(Records excerpted from a collection)
--- BEGIN ---
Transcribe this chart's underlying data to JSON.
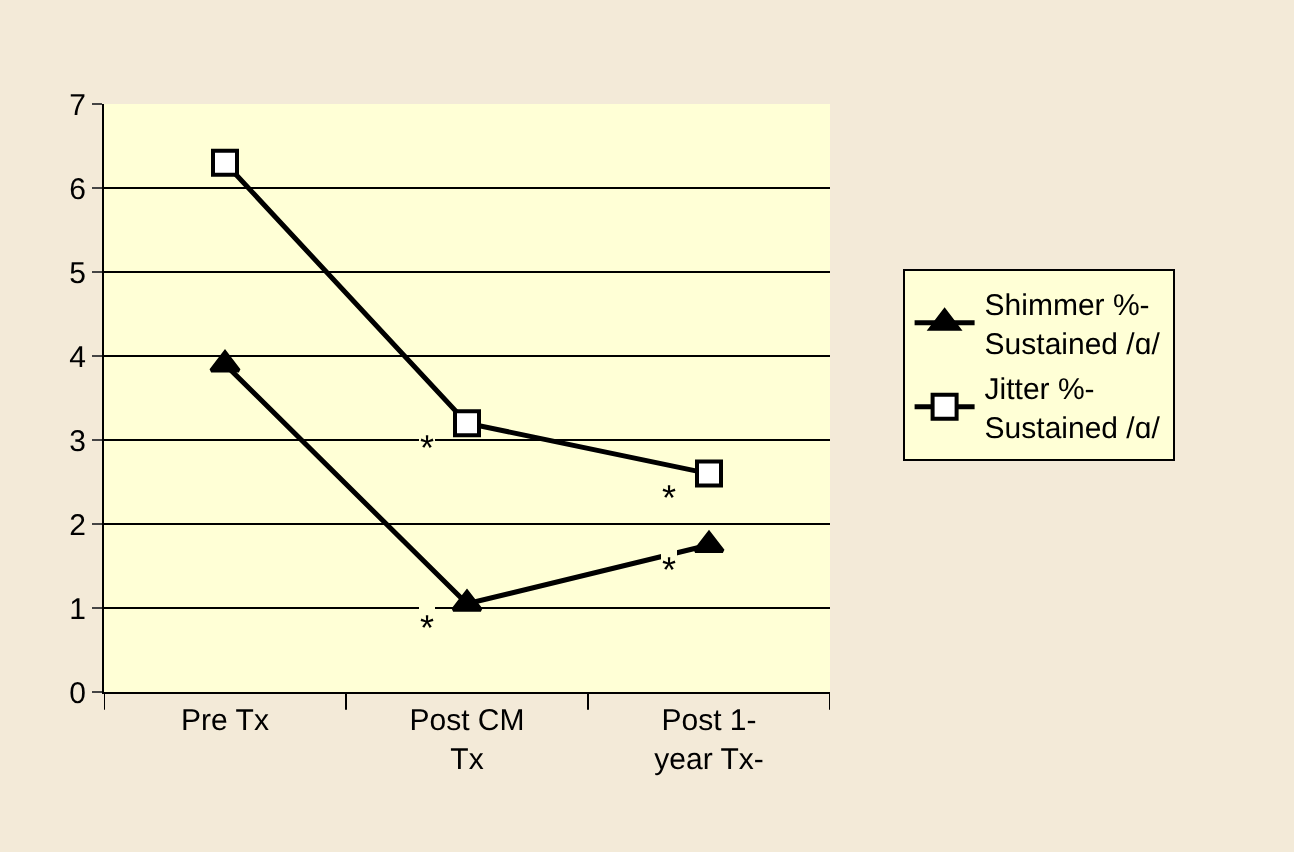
{
  "chart_data": {
    "type": "line",
    "categories": [
      "Pre Tx",
      "Post CM\nTx",
      "Post 1-\nyear Tx-"
    ],
    "series": [
      {
        "name": "Shimmer %-\nSustained /ɑ/",
        "color": "#000000",
        "marker": "triangle",
        "values": [
          3.9,
          1.05,
          1.75
        ]
      },
      {
        "name": "Jitter %-\nSustained /ɑ/",
        "color": "#000000",
        "marker": "square",
        "values": [
          6.3,
          3.2,
          2.6
        ]
      }
    ],
    "annotations": [
      {
        "text": "*",
        "x": "Post CM\nTx",
        "y": 3.2
      },
      {
        "text": "*",
        "x": "Post 1-\nyear Tx-",
        "y": 2.6
      },
      {
        "text": "*",
        "x": "Post CM\nTx",
        "y": 1.05
      },
      {
        "text": "*",
        "x": "Post 1-\nyear Tx-",
        "y": 1.75
      }
    ],
    "ylim": [
      0,
      7
    ],
    "yticks": [
      0,
      1,
      2,
      3,
      4,
      5,
      6,
      7
    ],
    "grid": "y",
    "legend": "right",
    "line_style": "solid"
  }
}
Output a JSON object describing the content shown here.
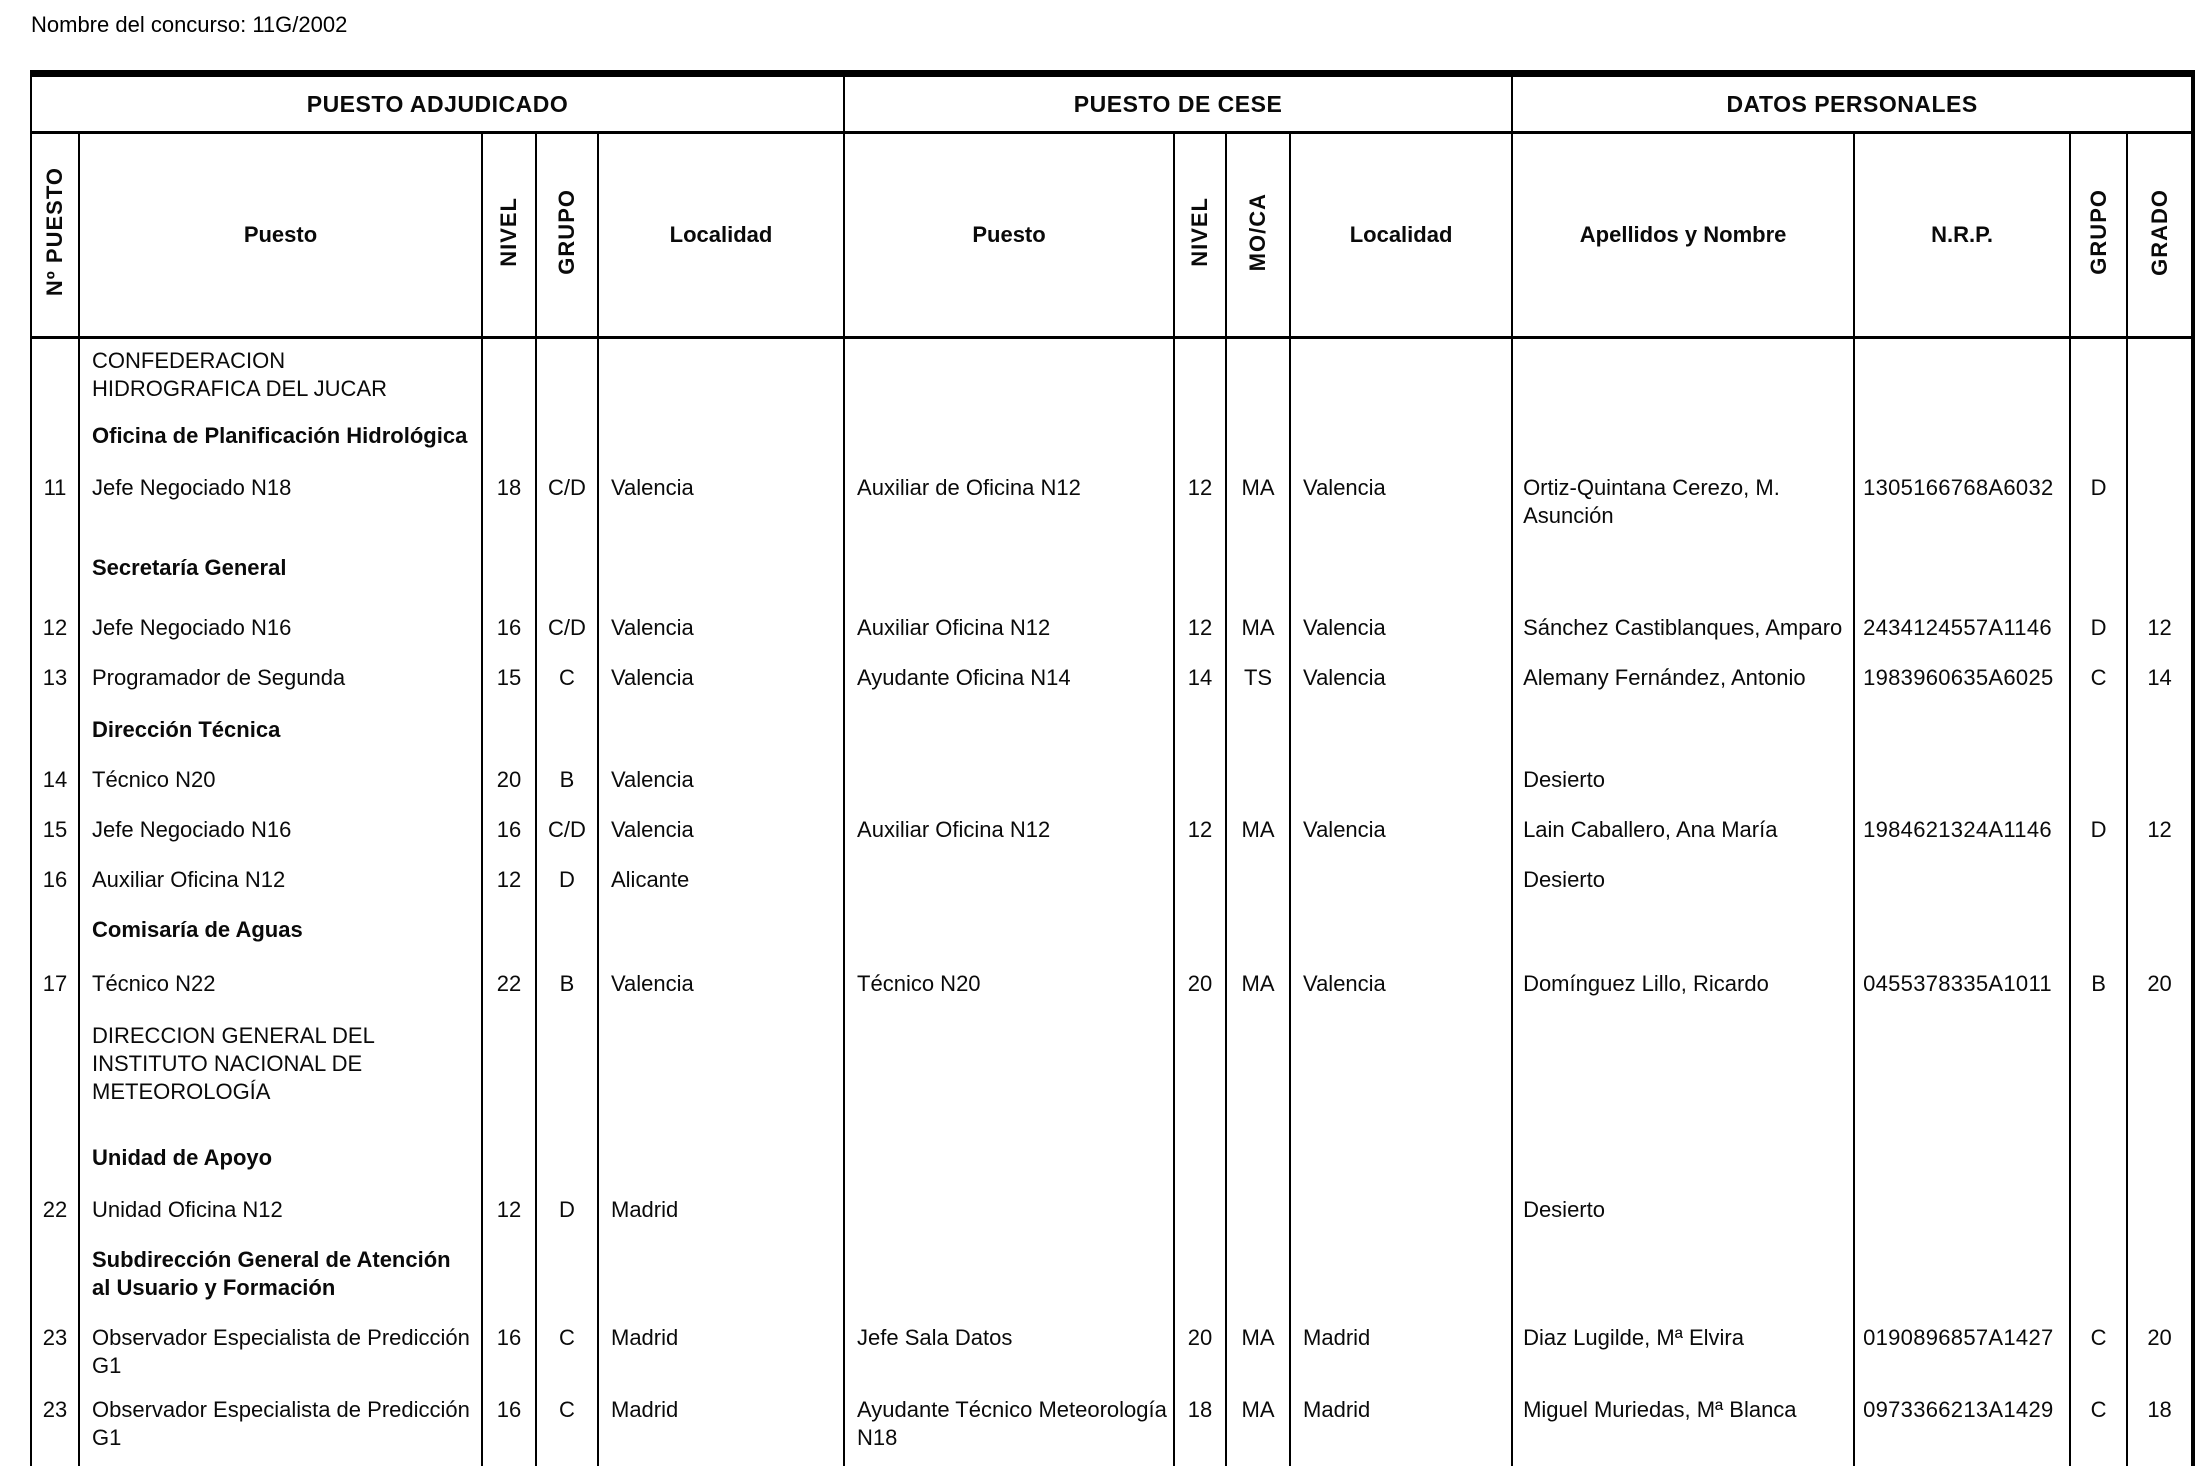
{
  "page": {
    "title_label": "Nombre del concurso: 11G/2002"
  },
  "table": {
    "groups": [
      {
        "label": "PUESTO ADJUDICADO"
      },
      {
        "label": "PUESTO DE CESE"
      },
      {
        "label": "DATOS PERSONALES"
      }
    ],
    "columns": [
      {
        "label": "Nº PUESTO"
      },
      {
        "label": "Puesto"
      },
      {
        "label": "NIVEL"
      },
      {
        "label": "GRUPO"
      },
      {
        "label": "Localidad"
      },
      {
        "label": "Puesto"
      },
      {
        "label": "NIVEL"
      },
      {
        "label": "MO/CA"
      },
      {
        "label": "Localidad"
      },
      {
        "label": "Apellidos y Nombre"
      },
      {
        "label": "N.R.P."
      },
      {
        "label": "GRUPO"
      },
      {
        "label": "GRADO"
      }
    ],
    "rows": [
      {
        "style": "section",
        "puesto": "CONFEDERACION HIDROGRAFICA DEL JUCAR"
      },
      {
        "style": "subsection",
        "puesto": "Oficina de Planificación Hidrológica"
      },
      {
        "style": "data",
        "num": "11",
        "puesto": "Jefe Negociado N18",
        "nivel": "18",
        "grupo": "C/D",
        "localidad": "Valencia",
        "cese_puesto": "Auxiliar de Oficina N12",
        "cese_nivel": "12",
        "cese_moca": "MA",
        "cese_localidad": "Valencia",
        "nombre": "Ortiz-Quintana Cerezo, M. Asunción",
        "nrp": "1305166768A6032",
        "dp_grupo": "D",
        "grado": ""
      },
      {
        "style": "subsection",
        "puesto": "Secretaría General"
      },
      {
        "style": "data",
        "num": "12",
        "puesto": "Jefe Negociado N16",
        "nivel": "16",
        "grupo": "C/D",
        "localidad": "Valencia",
        "cese_puesto": "Auxiliar Oficina N12",
        "cese_nivel": "12",
        "cese_moca": "MA",
        "cese_localidad": "Valencia",
        "nombre": "Sánchez Castiblanques, Amparo",
        "nrp": "2434124557A1146",
        "dp_grupo": "D",
        "grado": "12"
      },
      {
        "style": "data",
        "num": "13",
        "puesto": "Programador de Segunda",
        "nivel": "15",
        "grupo": "C",
        "localidad": "Valencia",
        "cese_puesto": "Ayudante Oficina N14",
        "cese_nivel": "14",
        "cese_moca": "TS",
        "cese_localidad": "Valencia",
        "nombre": "Alemany Fernández, Antonio",
        "nrp": "1983960635A6025",
        "dp_grupo": "C",
        "grado": "14"
      },
      {
        "style": "subsection",
        "puesto": "Dirección Técnica"
      },
      {
        "style": "data",
        "num": "14",
        "puesto": "Técnico N20",
        "nivel": "20",
        "grupo": "B",
        "localidad": "Valencia",
        "cese_puesto": "",
        "cese_nivel": "",
        "cese_moca": "",
        "cese_localidad": "",
        "nombre": "Desierto",
        "nrp": "",
        "dp_grupo": "",
        "grado": ""
      },
      {
        "style": "data",
        "num": "15",
        "puesto": "Jefe Negociado N16",
        "nivel": "16",
        "grupo": "C/D",
        "localidad": "Valencia",
        "cese_puesto": "Auxiliar Oficina N12",
        "cese_nivel": "12",
        "cese_moca": "MA",
        "cese_localidad": "Valencia",
        "nombre": "Lain Caballero, Ana María",
        "nrp": "1984621324A1146",
        "dp_grupo": "D",
        "grado": "12"
      },
      {
        "style": "data",
        "num": "16",
        "puesto": "Auxiliar Oficina N12",
        "nivel": "12",
        "grupo": "D",
        "localidad": "Alicante",
        "cese_puesto": "",
        "cese_nivel": "",
        "cese_moca": "",
        "cese_localidad": "",
        "nombre": "Desierto",
        "nrp": "",
        "dp_grupo": "",
        "grado": ""
      },
      {
        "style": "subsection",
        "puesto": "Comisaría de Aguas"
      },
      {
        "style": "data",
        "num": "17",
        "puesto": "Técnico N22",
        "nivel": "22",
        "grupo": "B",
        "localidad": "Valencia",
        "cese_puesto": "Técnico N20",
        "cese_nivel": "20",
        "cese_moca": "MA",
        "cese_localidad": "Valencia",
        "nombre": "Domínguez Lillo, Ricardo",
        "nrp": "0455378335A1011",
        "dp_grupo": "B",
        "grado": "20"
      },
      {
        "style": "section",
        "puesto": "DIRECCION GENERAL DEL INSTITUTO NACIONAL DE METEOROLOGÍA"
      },
      {
        "style": "subsection",
        "puesto": "Unidad de Apoyo"
      },
      {
        "style": "data",
        "num": "22",
        "puesto": "Unidad Oficina N12",
        "nivel": "12",
        "grupo": "D",
        "localidad": "Madrid",
        "cese_puesto": "",
        "cese_nivel": "",
        "cese_moca": "",
        "cese_localidad": "",
        "nombre": "Desierto",
        "nrp": "",
        "dp_grupo": "",
        "grado": ""
      },
      {
        "style": "subsection",
        "puesto": "Subdirección General de Atención al Usuario y Formación"
      },
      {
        "style": "data",
        "num": "23",
        "puesto": "Observador Especialista de Predicción G1",
        "nivel": "16",
        "grupo": "C",
        "localidad": "Madrid",
        "cese_puesto": "Jefe Sala Datos",
        "cese_nivel": "20",
        "cese_moca": "MA",
        "cese_localidad": "Madrid",
        "nombre": "Diaz Lugilde, Mª Elvira",
        "nrp": "0190896857A1427",
        "dp_grupo": "C",
        "grado": "20"
      },
      {
        "style": "data",
        "num": "23",
        "puesto": "Observador Especialista de Predicción G1",
        "nivel": "16",
        "grupo": "C",
        "localidad": "Madrid",
        "cese_puesto": "Ayudante Técnico Meteorología N18",
        "cese_nivel": "18",
        "cese_moca": "MA",
        "cese_localidad": "Madrid",
        "nombre": "Miguel Muriedas, Mª Blanca",
        "nrp": "0973366213A1429",
        "dp_grupo": "C",
        "grado": "18"
      }
    ]
  }
}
--- END ---
▶ What this task involves:
The listing above needs to be output again exactly. Don't include the pictures.

▶ Reply:
Transcribe this chart's underlying data to JSON.
{
  "chart_data": {
    "type": "line",
    "categories": [
      "Pre Tx",
      "Post CM\nTx",
      "Post 1-\nyear Tx-"
    ],
    "series": [
      {
        "name": "Shimmer %-\nSustained /ɑ/",
        "color": "#000000",
        "marker": "triangle",
        "values": [
          3.9,
          1.05,
          1.75
        ]
      },
      {
        "name": "Jitter %-\nSustained /ɑ/",
        "color": "#000000",
        "marker": "square",
        "values": [
          6.3,
          3.2,
          2.6
        ]
      }
    ],
    "annotations": [
      {
        "text": "*",
        "x": "Post CM\nTx",
        "y": 3.2
      },
      {
        "text": "*",
        "x": "Post 1-\nyear Tx-",
        "y": 2.6
      },
      {
        "text": "*",
        "x": "Post CM\nTx",
        "y": 1.05
      },
      {
        "text": "*",
        "x": "Post 1-\nyear Tx-",
        "y": 1.75
      }
    ],
    "ylim": [
      0,
      7
    ],
    "yticks": [
      0,
      1,
      2,
      3,
      4,
      5,
      6,
      7
    ],
    "grid": "y",
    "legend": "right",
    "line_style": "solid"
  }
}
Output a JSON object describing the content shown here.
{
  "page": {
    "title_label": "Nombre del concurso: 11G/2002"
  },
  "table": {
    "groups": [
      {
        "label": "PUESTO ADJUDICADO"
      },
      {
        "label": "PUESTO DE CESE"
      },
      {
        "label": "DATOS PERSONALES"
      }
    ],
    "columns": [
      {
        "label": "Nº PUESTO"
      },
      {
        "label": "Puesto"
      },
      {
        "label": "NIVEL"
      },
      {
        "label": "GRUPO"
      },
      {
        "label": "Localidad"
      },
      {
        "label": "Puesto"
      },
      {
        "label": "NIVEL"
      },
      {
        "label": "MO/CA"
      },
      {
        "label": "Localidad"
      },
      {
        "label": "Apellidos y Nombre"
      },
      {
        "label": "N.R.P."
      },
      {
        "label": "GRUPO"
      },
      {
        "label": "GRADO"
      }
    ],
    "rows": [
      {
        "style": "section",
        "puesto": "CONFEDERACION HIDROGRAFICA DEL JUCAR"
      },
      {
        "style": "subsection",
        "puesto": "Oficina de Planificación Hidrológica"
      },
      {
        "style": "data",
        "num": "11",
        "puesto": "Jefe Negociado N18",
        "nivel": "18",
        "grupo": "C/D",
        "localidad": "Valencia",
        "cese_puesto": "Auxiliar de Oficina N12",
        "cese_nivel": "12",
        "cese_moca": "MA",
        "cese_localidad": "Valencia",
        "nombre": "Ortiz-Quintana Cerezo, M. Asunción",
        "nrp": "1305166768A6032",
        "dp_grupo": "D",
        "grado": ""
      },
      {
        "style": "subsection",
        "puesto": "Secretaría General"
      },
      {
        "style": "data",
        "num": "12",
        "puesto": "Jefe Negociado N16",
        "nivel": "16",
        "grupo": "C/D",
        "localidad": "Valencia",
        "cese_puesto": "Auxiliar Oficina N12",
        "cese_nivel": "12",
        "cese_moca": "MA",
        "cese_localidad": "Valencia",
        "nombre": "Sánchez Castiblanques, Amparo",
        "nrp": "2434124557A1146",
        "dp_grupo": "D",
        "grado": "12"
      },
      {
        "style": "data",
        "num": "13",
        "puesto": "Programador de Segunda",
        "nivel": "15",
        "grupo": "C",
        "localidad": "Valencia",
        "cese_puesto": "Ayudante Oficina N14",
        "cese_nivel": "14",
        "cese_moca": "TS",
        "cese_localidad": "Valencia",
        "nombre": "Alemany Fernández, Antonio",
        "nrp": "1983960635A6025",
        "dp_grupo": "C",
        "grado": "14"
      },
      {
        "style": "subsection",
        "puesto": "Dirección Técnica"
      },
      {
        "style": "data",
        "num": "14",
        "puesto": "Técnico N20",
        "nivel": "20",
        "grupo": "B",
        "localidad": "Valencia",
        "cese_puesto": "",
        "cese_nivel": "",
        "cese_moca": "",
        "cese_localidad": "",
        "nombre": "Desierto",
        "nrp": "",
        "dp_grupo": "",
        "grado": ""
      },
      {
        "style": "data",
        "num": "15",
        "puesto": "Jefe Negociado N16",
        "nivel": "16",
        "grupo": "C/D",
        "localidad": "Valencia",
        "cese_puesto": "Auxiliar Oficina N12",
        "cese_nivel": "12",
        "cese_moca": "MA",
        "cese_localidad": "Valencia",
        "nombre": "Lain Caballero, Ana María",
        "nrp": "1984621324A1146",
        "dp_grupo": "D",
        "grado": "12"
      },
      {
        "style": "data",
        "num": "16",
        "puesto": "Auxiliar Oficina N12",
        "nivel": "12",
        "grupo": "D",
        "localidad": "Alicante",
        "cese_puesto": "",
        "cese_nivel": "",
        "cese_moca": "",
        "cese_localidad": "",
        "nombre": "Desierto",
        "nrp": "",
        "dp_grupo": "",
        "grado": ""
      },
      {
        "style": "subsection",
        "puesto": "Comisaría de Aguas"
      },
      {
        "style": "data",
        "num": "17",
        "puesto": "Técnico N22",
        "nivel": "22",
        "grupo": "B",
        "localidad": "Valencia",
        "cese_puesto": "Técnico N20",
        "cese_nivel": "20",
        "cese_moca": "MA",
        "cese_localidad": "Valencia",
        "nombre": "Domínguez Lillo, Ricardo",
        "nrp": "0455378335A1011",
        "dp_grupo": "B",
        "grado": "20"
      },
      {
        "style": "section",
        "puesto": "DIRECCION GENERAL DEL INSTITUTO NACIONAL DE METEOROLOGÍA"
      },
      {
        "style": "subsection",
        "puesto": "Unidad de Apoyo"
      },
      {
        "style": "data",
        "num": "22",
        "puesto": "Unidad Oficina N12",
        "nivel": "12",
        "grupo": "D",
        "localidad": "Madrid",
        "cese_puesto": "",
        "cese_nivel": "",
        "cese_moca": "",
        "cese_localidad": "",
        "nombre": "Desierto",
        "nrp": "",
        "dp_grupo": "",
        "grado": ""
      },
      {
        "style": "subsection",
        "puesto": "Subdirección General de Atención al Usuario y Formación"
      },
      {
        "style": "data",
        "num": "23",
        "puesto": "Observador Especialista de Predicción G1",
        "nivel": "16",
        "grupo": "C",
        "localidad": "Madrid",
        "cese_puesto": "Jefe Sala Datos",
        "cese_nivel": "20",
        "cese_moca": "MA",
        "cese_localidad": "Madrid",
        "nombre": "Diaz Lugilde, Mª Elvira",
        "nrp": "0190896857A1427",
        "dp_grupo": "C",
        "grado": "20"
      },
      {
        "style": "data",
        "num": "23",
        "puesto": "Observador Especialista de Predicción G1",
        "nivel": "16",
        "grupo": "C",
        "localidad": "Madrid",
        "cese_puesto": "Ayudante Técnico Meteorología N18",
        "cese_nivel": "18",
        "cese_moca": "MA",
        "cese_localidad": "Madrid",
        "nombre": "Miguel Muriedas, Mª Blanca",
        "nrp": "0973366213A1429",
        "dp_grupo": "C",
        "grado": "18"
      }
    ]
  }
}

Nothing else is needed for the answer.